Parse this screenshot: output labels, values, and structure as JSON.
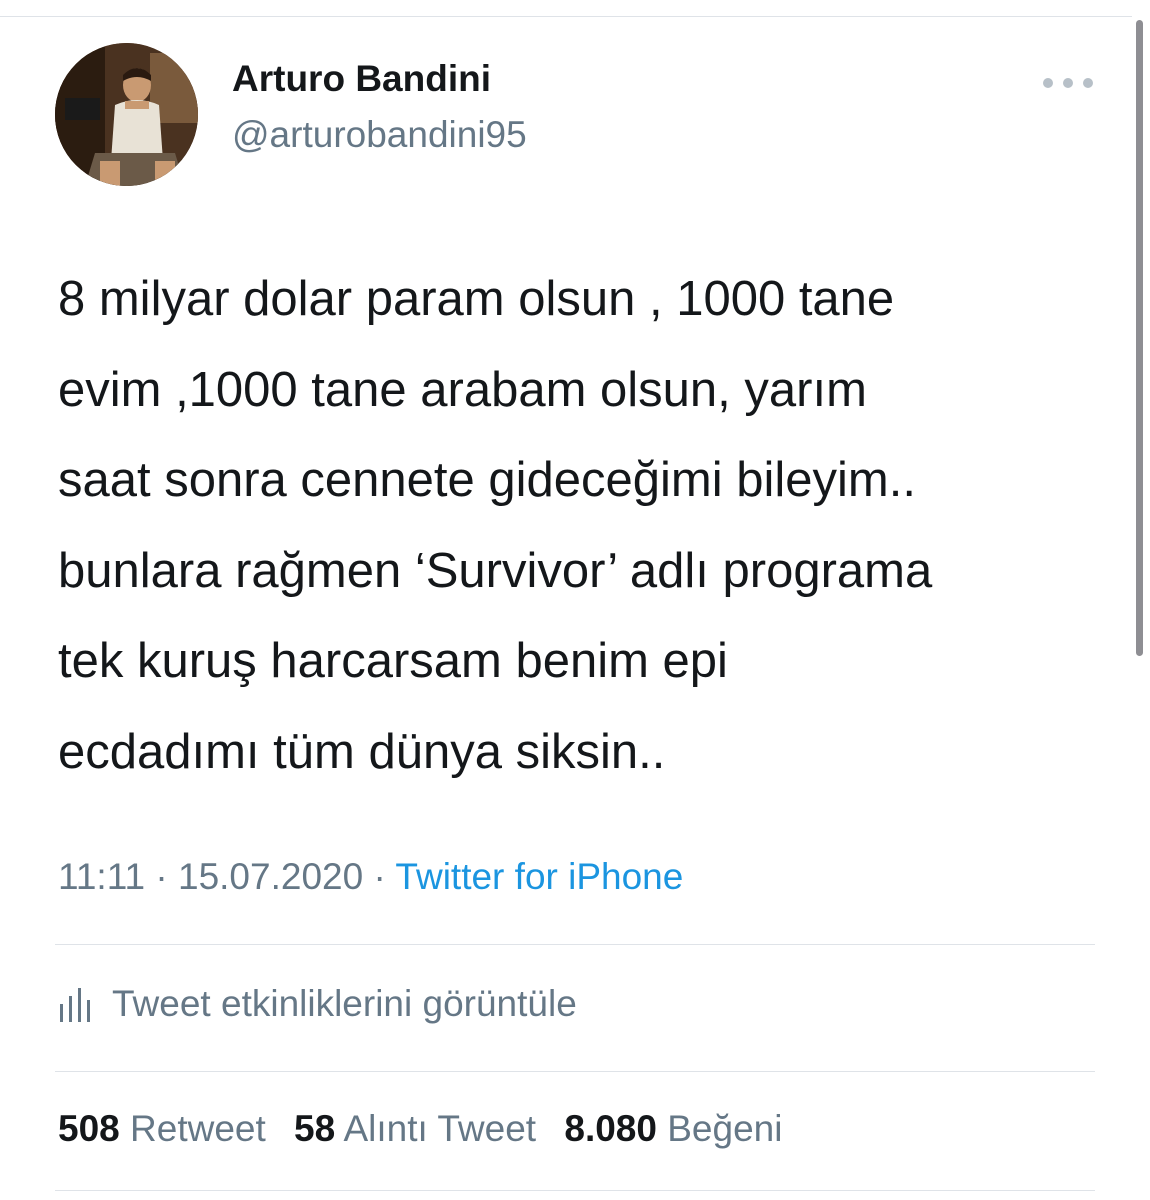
{
  "tweet": {
    "author": {
      "display_name": "Arturo Bandini",
      "handle": "@arturobandini95"
    },
    "text": "8 milyar dolar param olsun , 1000 tane\nevim ,1000 tane arabam olsun, yarım\nsaat sonra cennete gideceğimi bileyim..\nbunlara rağmen ‘Survivor’ adlı programa\ntek kuruş harcarsam benim epi\necdadımı tüm dünya siksin..",
    "time": "11:11",
    "separator": "·",
    "date": "15.07.2020",
    "source": "Twitter for iPhone",
    "activity_label": "Tweet etkinliklerini görüntüle",
    "stats": [
      {
        "count": "508",
        "label": "Retweet"
      },
      {
        "count": "58",
        "label": "Alıntı Tweet"
      },
      {
        "count": "8.080",
        "label": "Beğeni"
      }
    ]
  },
  "icons": {
    "more": "more-horizontal-icon",
    "activity": "bar-chart-icon"
  },
  "colors": {
    "text_primary": "#14171a",
    "text_secondary": "#657786",
    "link": "#1b95e0",
    "divider": "#dfe3e8"
  }
}
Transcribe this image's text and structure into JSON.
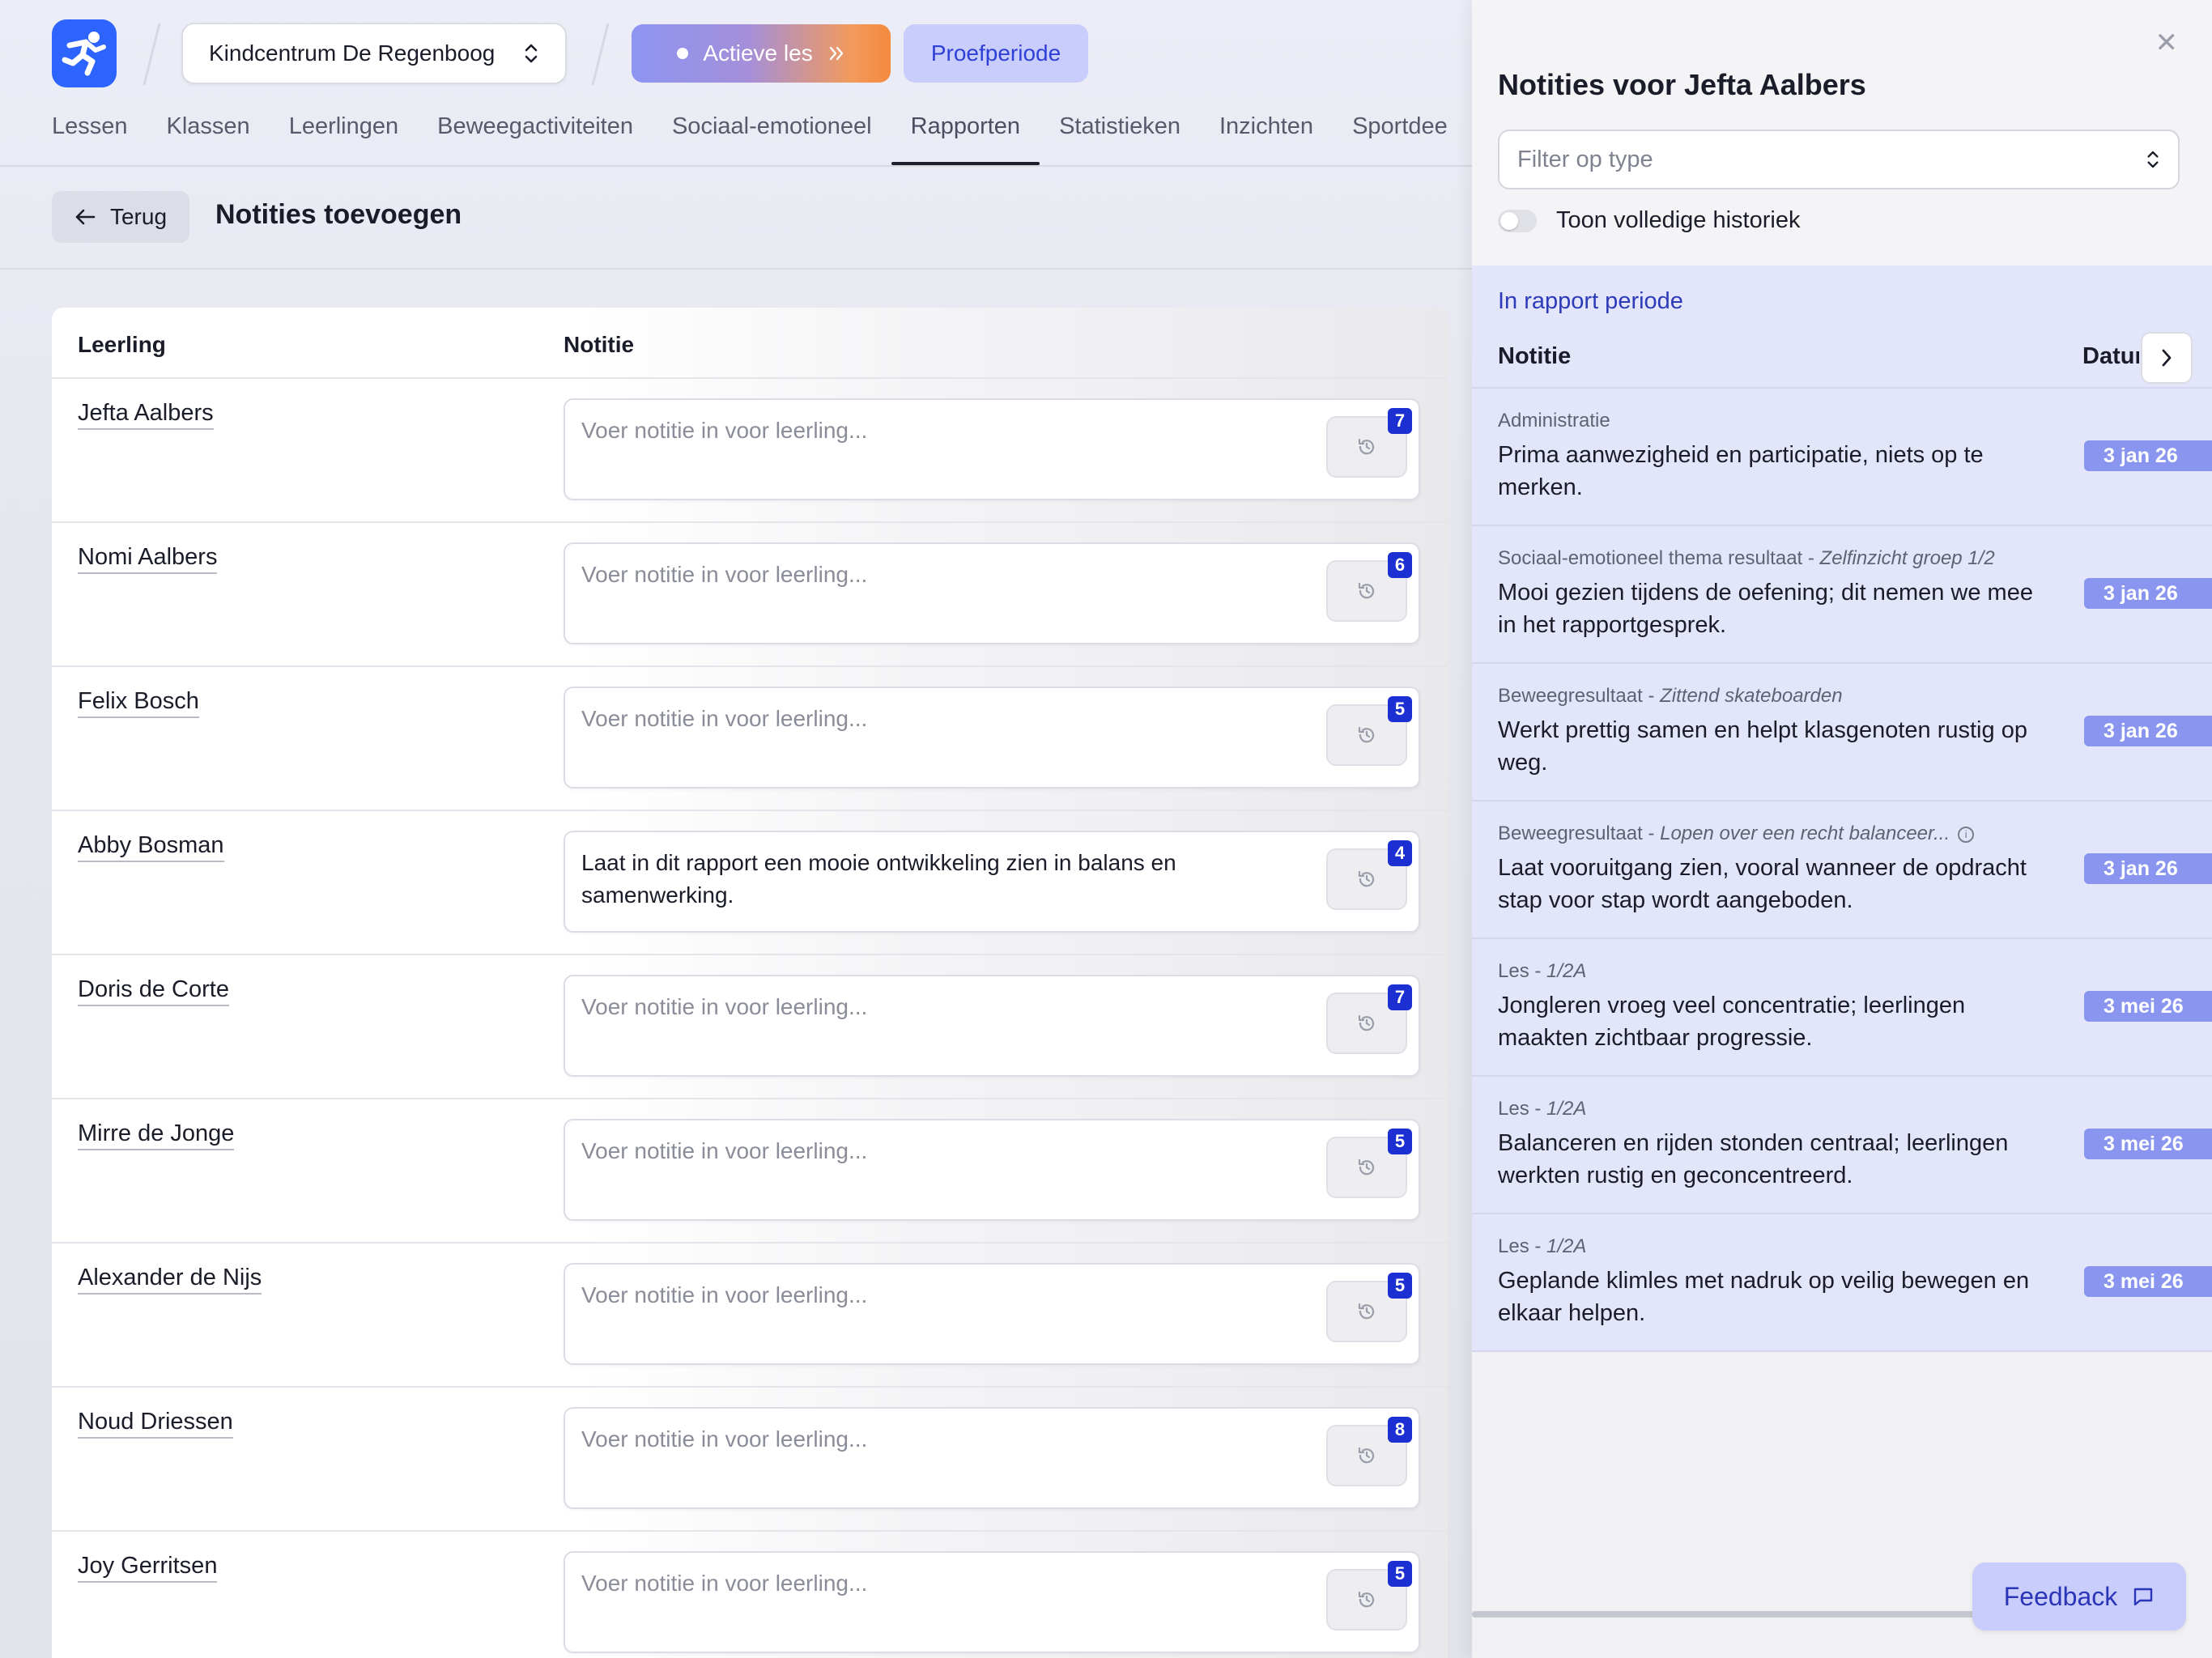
{
  "header": {
    "school": "Kindcentrum De Regenboog",
    "active_lesson": "Actieve les",
    "trial": "Proefperiode",
    "nav": [
      "Lessen",
      "Klassen",
      "Leerlingen",
      "Beweegactiviteiten",
      "Sociaal-emotioneel",
      "Rapporten",
      "Statistieken",
      "Inzichten",
      "Sportdee"
    ],
    "active_nav": "Rapporten"
  },
  "subbar": {
    "back": "Terug",
    "title": "Notities toevoegen"
  },
  "table": {
    "col_student": "Leerling",
    "col_note": "Notitie",
    "placeholder": "Voer notitie in voor leerling...",
    "rows": [
      {
        "name": "Jefta Aalbers",
        "note": "",
        "count": "7"
      },
      {
        "name": "Nomi Aalbers",
        "note": "",
        "count": "6"
      },
      {
        "name": "Felix Bosch",
        "note": "",
        "count": "5"
      },
      {
        "name": "Abby Bosman",
        "note": "Laat in dit rapport een mooie ontwikkeling zien in balans en samenwerking.",
        "count": "4"
      },
      {
        "name": "Doris de Corte",
        "note": "",
        "count": "7"
      },
      {
        "name": "Mirre de Jonge",
        "note": "",
        "count": "5"
      },
      {
        "name": "Alexander de Nijs",
        "note": "",
        "count": "5"
      },
      {
        "name": "Noud Driessen",
        "note": "",
        "count": "8"
      },
      {
        "name": "Joy Gerritsen",
        "note": "",
        "count": "5"
      }
    ]
  },
  "panel": {
    "title": "Notities voor Jefta Aalbers",
    "filter_placeholder": "Filter op type",
    "toggle_label": "Toon volledige historiek",
    "period_label": "In rapport periode",
    "col_note": "Notitie",
    "col_date": "Datum",
    "items": [
      {
        "type": "Administratie",
        "sub": "",
        "info": false,
        "text": "Prima aanwezigheid en participatie, niets op te merken.",
        "date": "3 jan 26"
      },
      {
        "type": "Sociaal-emotioneel thema resultaat",
        "sub": "Zelfinzicht groep 1/2",
        "info": false,
        "text": "Mooi gezien tijdens de oefening; dit nemen we mee in het rapportgesprek.",
        "date": "3 jan 26"
      },
      {
        "type": "Beweegresultaat",
        "sub": "Zittend skateboarden",
        "info": false,
        "text": "Werkt prettig samen en helpt klasgenoten rustig op weg.",
        "date": "3 jan 26"
      },
      {
        "type": "Beweegresultaat",
        "sub": "Lopen over een recht balanceer...",
        "info": true,
        "text": "Laat vooruitgang zien, vooral wanneer de opdracht stap voor stap wordt aangeboden.",
        "date": "3 jan 26"
      },
      {
        "type": "Les",
        "sub": "1/2A",
        "info": false,
        "text": "Jongleren vroeg veel concentratie; leerlingen maakten zichtbaar progressie.",
        "date": "3 mei 26"
      },
      {
        "type": "Les",
        "sub": "1/2A",
        "info": false,
        "text": "Balanceren en rijden stonden centraal; leerlingen werkten rustig en geconcentreerd.",
        "date": "3 mei 26"
      },
      {
        "type": "Les",
        "sub": "1/2A",
        "info": false,
        "text": "Geplande klimles met nadruk op veilig bewegen en elkaar helpen.",
        "date": "3 mei 26"
      }
    ]
  },
  "feedback": "Feedback",
  "colors": {
    "accent": "#1b2fd3",
    "badge": "#8a95ef",
    "brand": "#2d63ff"
  },
  "icons": {
    "logo": "runner-logo-icon",
    "history": "history-icon",
    "close": "close-icon"
  }
}
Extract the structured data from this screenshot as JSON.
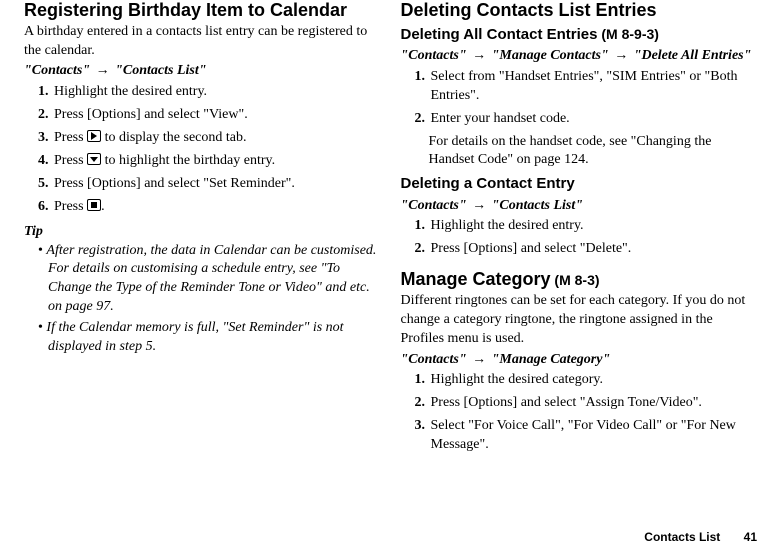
{
  "left": {
    "h2": "Registering Birthday Item to Calendar",
    "intro": "A birthday entered in a contacts list entry can be registered to the calendar.",
    "crumb": {
      "a": "\"Contacts\"",
      "b": "\"Contacts List\""
    },
    "steps": [
      "Highlight the desired entry.",
      "Press [Options] and select \"View\".",
      {
        "pre": "Press ",
        "icon": "right",
        "post": " to display the second tab."
      },
      {
        "pre": "Press ",
        "icon": "down",
        "post": " to highlight the birthday entry."
      },
      "Press [Options] and select \"Set Reminder\".",
      {
        "pre": "Press ",
        "icon": "center",
        "post": "."
      }
    ],
    "tipHeading": "Tip",
    "tips": [
      "After registration, the data in Calendar can be customised. For details on customising a schedule entry, see \"To Change the Type of the Reminder Tone or Video\"  and etc. on page 97.",
      "If the Calendar memory is full, \"Set Reminder\" is not displayed in step 5."
    ]
  },
  "right": {
    "h2": "Deleting Contacts List Entries",
    "sectA": {
      "h3": "Deleting All Contact Entries",
      "menucode": " (M 8-9-3)",
      "crumb": {
        "a": "\"Contacts\"",
        "b": "\"Manage Contacts\"",
        "c": "\"Delete All Entries\""
      },
      "steps": [
        "Select from \"Handset Entries\", \"SIM Entries\" or \"Both Entries\".",
        "Enter your handset code."
      ],
      "sub": "For details on the handset code, see \"Changing the Handset Code\" on page 124."
    },
    "sectB": {
      "h3": "Deleting a Contact Entry",
      "crumb": {
        "a": "\"Contacts\"",
        "b": "\"Contacts List\""
      },
      "steps": [
        "Highlight the desired entry.",
        "Press [Options] and select \"Delete\"."
      ]
    },
    "sectC": {
      "h2": "Manage Category",
      "menucode": " (M 8-3)",
      "intro": "Different ringtones can be set for each category. If you do not change a category ringtone, the ringtone assigned in the Profiles menu is used.",
      "crumb": {
        "a": "\"Contacts\"",
        "b": "\"Manage Category\""
      },
      "steps": [
        "Highlight the desired category.",
        "Press [Options] and select \"Assign Tone/Video\".",
        "Select \"For Voice Call\", \"For Video Call\" or \"For New Message\"."
      ]
    }
  },
  "footer": {
    "title": "Contacts List",
    "page": "41"
  }
}
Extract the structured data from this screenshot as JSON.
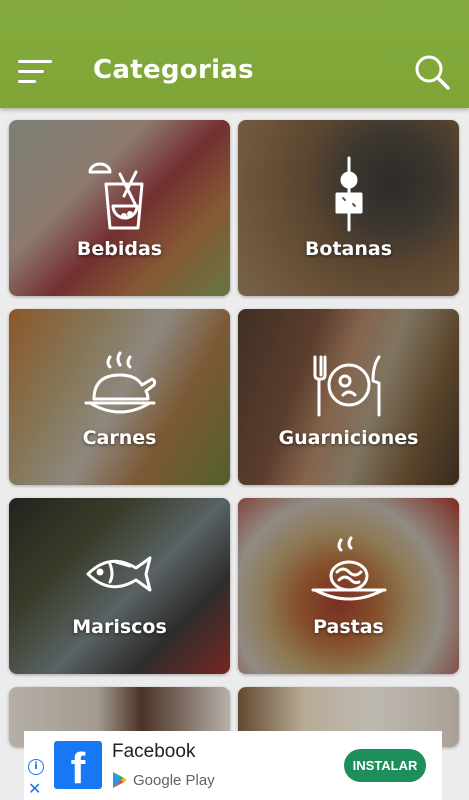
{
  "appbar": {
    "title": "Categorias"
  },
  "categories": [
    {
      "label": "Bebidas"
    },
    {
      "label": "Botanas"
    },
    {
      "label": "Carnes"
    },
    {
      "label": "Guarniciones"
    },
    {
      "label": "Mariscos"
    },
    {
      "label": "Pastas"
    }
  ],
  "ad": {
    "app_name": "Facebook",
    "store": "Google Play",
    "install_label": "INSTALAR",
    "info_icon": "info-icon",
    "close_icon": "close-icon"
  },
  "colors": {
    "appbar": "#7ea536",
    "install": "#1e8e5a",
    "facebook": "#1877f2"
  }
}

**********

## [REQUEST]
Locate the word "rustig" in the records and collect each line it appears in.

## [ANSWER TO THIS PROBLEM]
        "text": "Werkt prettig samen en helpt klasgenoten rustig op weg.",
        "text": "Balanceren en rijden stonden centraal; leerlingen werkten rustig en geconcentreerd.",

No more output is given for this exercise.